Aim of the task: Leave out the pictures and return every entry exactly as it appears.

+++++

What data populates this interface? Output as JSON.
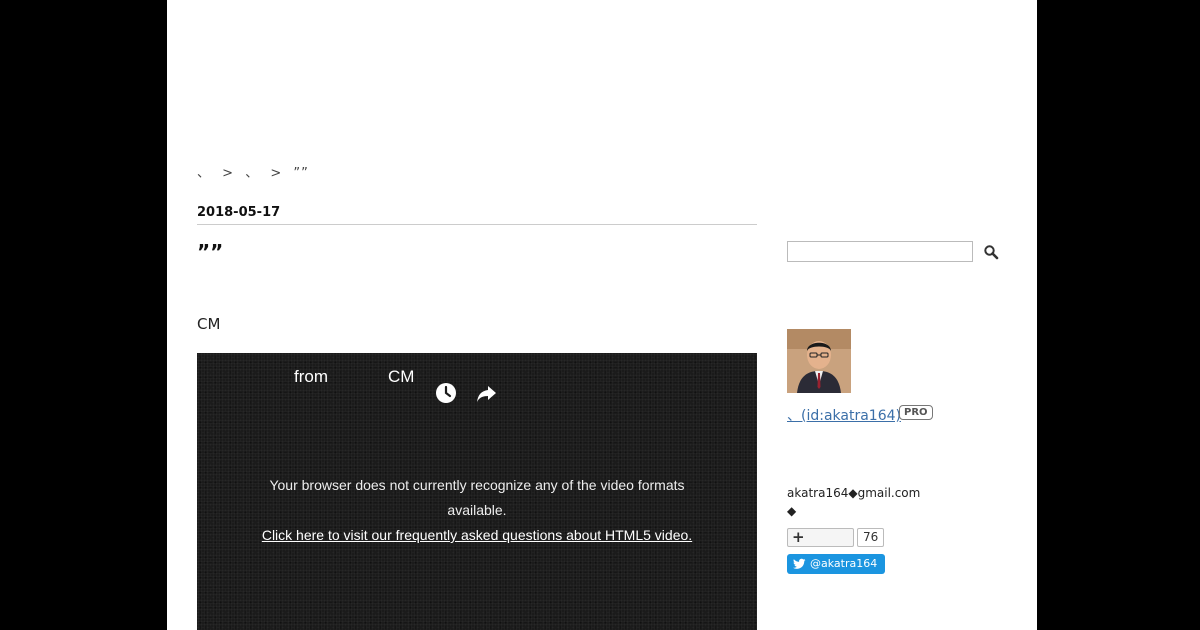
{
  "breadcrumb": {
    "item1": "、",
    "sep1": ">",
    "item2": "、",
    "sep2": ">",
    "item3": "””"
  },
  "entry": {
    "date": "2018-05-17",
    "title": "””",
    "text": "CM"
  },
  "video": {
    "from_label": "from",
    "channel_label": "CM",
    "clock_icon": "clock-icon",
    "share_icon": "share-icon",
    "message": "Your browser does not currently recognize any of the video formats available.",
    "faq_link": "Click here to visit our frequently asked questions about HTML5 video."
  },
  "sidebar": {
    "search_placeholder": "",
    "search_icon": "search-icon",
    "profile_id": "、(id:akatra164)",
    "pro_badge": "PRO",
    "email": "akatra164◆gmail.com",
    "diamond": "◆",
    "subscribe_icon": "plus-icon",
    "subscriber_count": "76",
    "twitter_label": "@akatra164"
  },
  "colors": {
    "background": "#000000",
    "page": "#ffffff",
    "link": "#3b6fa8",
    "twitter": "#1b95e0"
  }
}
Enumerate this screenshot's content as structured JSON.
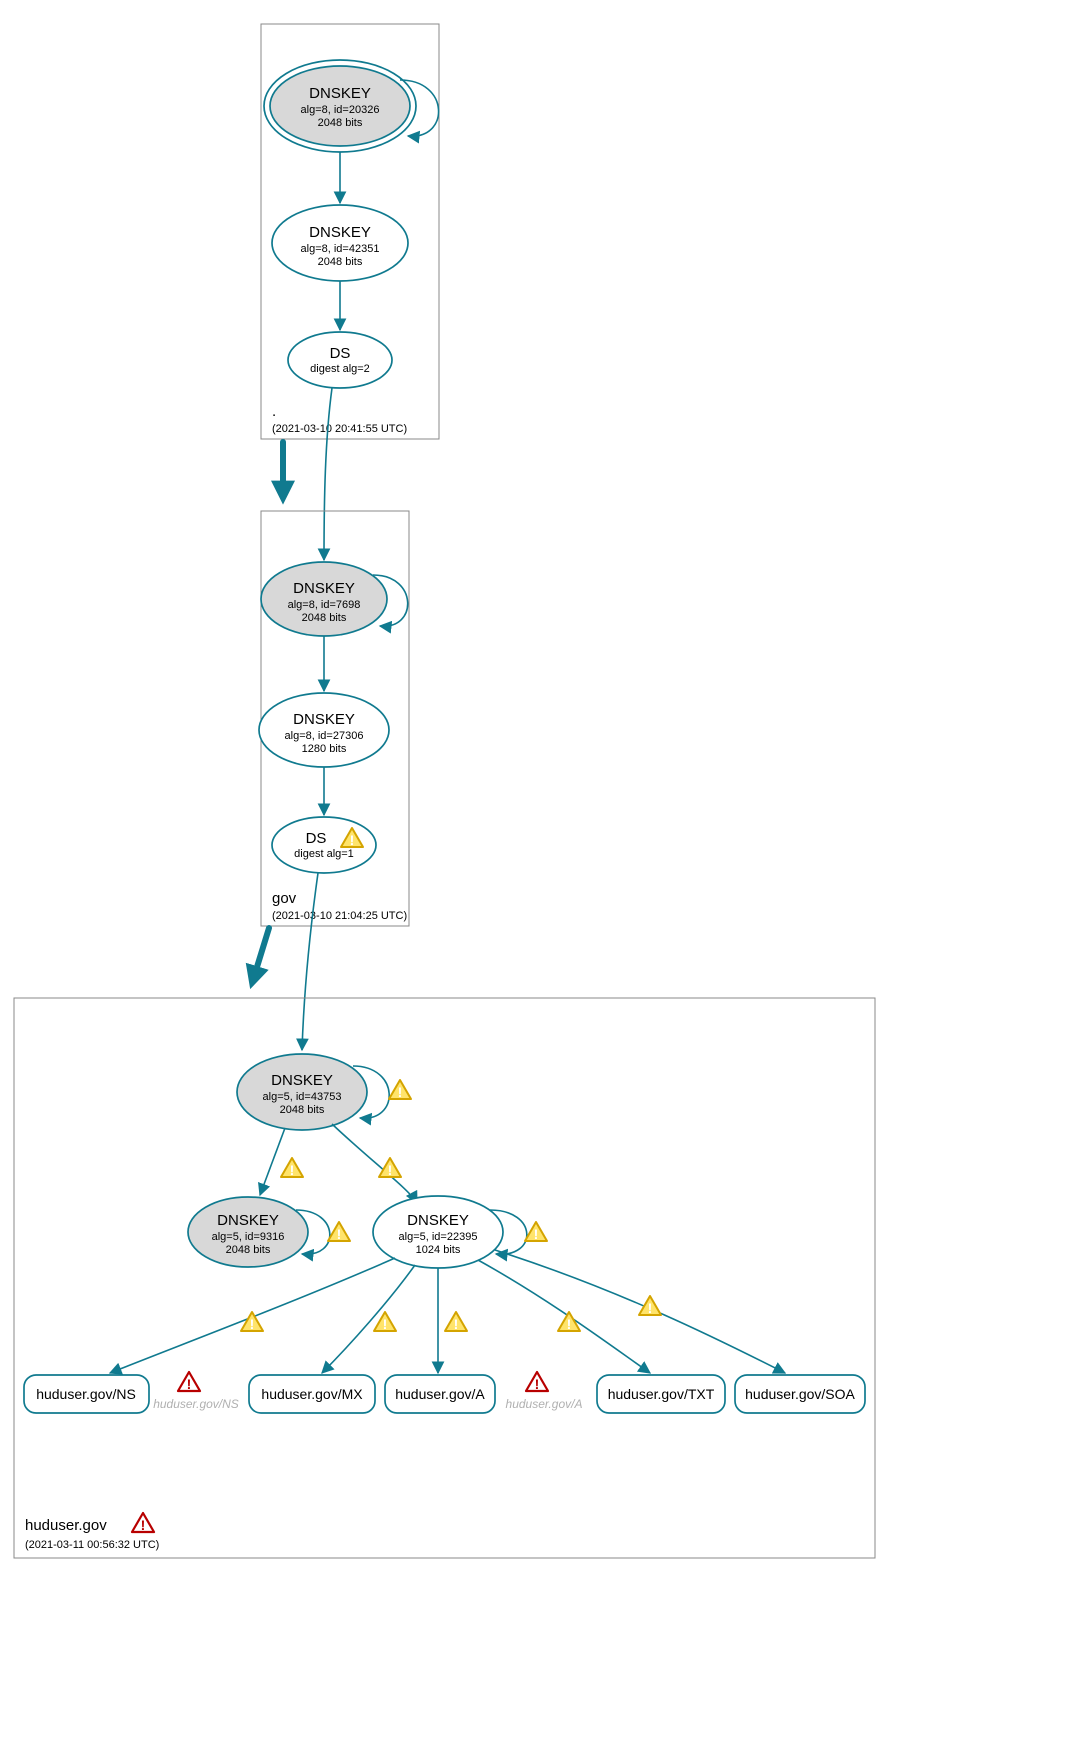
{
  "zones": {
    "root": {
      "label": ".",
      "timestamp": "(2021-03-10 20:41:55 UTC)",
      "dnskey_ksk": {
        "title": "DNSKEY",
        "sub1": "alg=8, id=20326",
        "sub2": "2048 bits"
      },
      "dnskey_zsk": {
        "title": "DNSKEY",
        "sub1": "alg=8, id=42351",
        "sub2": "2048 bits"
      },
      "ds": {
        "title": "DS",
        "sub1": "digest alg=2"
      }
    },
    "gov": {
      "label": "gov",
      "timestamp": "(2021-03-10 21:04:25 UTC)",
      "dnskey_ksk": {
        "title": "DNSKEY",
        "sub1": "alg=8, id=7698",
        "sub2": "2048 bits"
      },
      "dnskey_zsk": {
        "title": "DNSKEY",
        "sub1": "alg=8, id=27306",
        "sub2": "1280 bits"
      },
      "ds": {
        "title": "DS",
        "sub1": "digest alg=1"
      }
    },
    "huduser": {
      "label": "huduser.gov",
      "timestamp": "(2021-03-11 00:56:32 UTC)",
      "dnskey_ksk": {
        "title": "DNSKEY",
        "sub1": "alg=5, id=43753",
        "sub2": "2048 bits"
      },
      "dnskey_a": {
        "title": "DNSKEY",
        "sub1": "alg=5, id=9316",
        "sub2": "2048 bits"
      },
      "dnskey_b": {
        "title": "DNSKEY",
        "sub1": "alg=5, id=22395",
        "sub2": "1024 bits"
      },
      "rr_ns": "huduser.gov/NS",
      "rr_mx": "huduser.gov/MX",
      "rr_a": "huduser.gov/A",
      "rr_txt": "huduser.gov/TXT",
      "rr_soa": "huduser.gov/SOA",
      "ghost_ns": "huduser.gov/NS",
      "ghost_a": "huduser.gov/A"
    }
  }
}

+++++

Finished answer:
What data populates this interface? Output as JSON.
{
  "breadcrumb": {
    "item1": "、",
    "sep1": ">",
    "item2": "、",
    "sep2": ">",
    "item3": "””"
  },
  "entry": {
    "date": "2018-05-17",
    "title": "””",
    "text": "CM"
  },
  "video": {
    "from_label": "from",
    "channel_label": "CM",
    "clock_icon": "clock-icon",
    "share_icon": "share-icon",
    "message": "Your browser does not currently recognize any of the video formats available.",
    "faq_link": "Click here to visit our frequently asked questions about HTML5 video."
  },
  "sidebar": {
    "search_placeholder": "",
    "search_icon": "search-icon",
    "profile_id": "、(id:akatra164)",
    "pro_badge": "PRO",
    "email": "akatra164◆gmail.com",
    "diamond": "◆",
    "subscribe_icon": "plus-icon",
    "subscriber_count": "76",
    "twitter_label": "@akatra164"
  },
  "colors": {
    "background": "#000000",
    "page": "#ffffff",
    "link": "#3b6fa8",
    "twitter": "#1b95e0"
  }
}
Enumerate this screenshot's content as structured JSON.
{
  "zones": {
    "root": {
      "label": ".",
      "timestamp": "(2021-03-10 20:41:55 UTC)",
      "dnskey_ksk": {
        "title": "DNSKEY",
        "sub1": "alg=8, id=20326",
        "sub2": "2048 bits"
      },
      "dnskey_zsk": {
        "title": "DNSKEY",
        "sub1": "alg=8, id=42351",
        "sub2": "2048 bits"
      },
      "ds": {
        "title": "DS",
        "sub1": "digest alg=2"
      }
    },
    "gov": {
      "label": "gov",
      "timestamp": "(2021-03-10 21:04:25 UTC)",
      "dnskey_ksk": {
        "title": "DNSKEY",
        "sub1": "alg=8, id=7698",
        "sub2": "2048 bits"
      },
      "dnskey_zsk": {
        "title": "DNSKEY",
        "sub1": "alg=8, id=27306",
        "sub2": "1280 bits"
      },
      "ds": {
        "title": "DS",
        "sub1": "digest alg=1"
      }
    },
    "huduser": {
      "label": "huduser.gov",
      "timestamp": "(2021-03-11 00:56:32 UTC)",
      "dnskey_ksk": {
        "title": "DNSKEY",
        "sub1": "alg=5, id=43753",
        "sub2": "2048 bits"
      },
      "dnskey_a": {
        "title": "DNSKEY",
        "sub1": "alg=5, id=9316",
        "sub2": "2048 bits"
      },
      "dnskey_b": {
        "title": "DNSKEY",
        "sub1": "alg=5, id=22395",
        "sub2": "1024 bits"
      },
      "rr_ns": "huduser.gov/NS",
      "rr_mx": "huduser.gov/MX",
      "rr_a": "huduser.gov/A",
      "rr_txt": "huduser.gov/TXT",
      "rr_soa": "huduser.gov/SOA",
      "ghost_ns": "huduser.gov/NS",
      "ghost_a": "huduser.gov/A"
    }
  }
}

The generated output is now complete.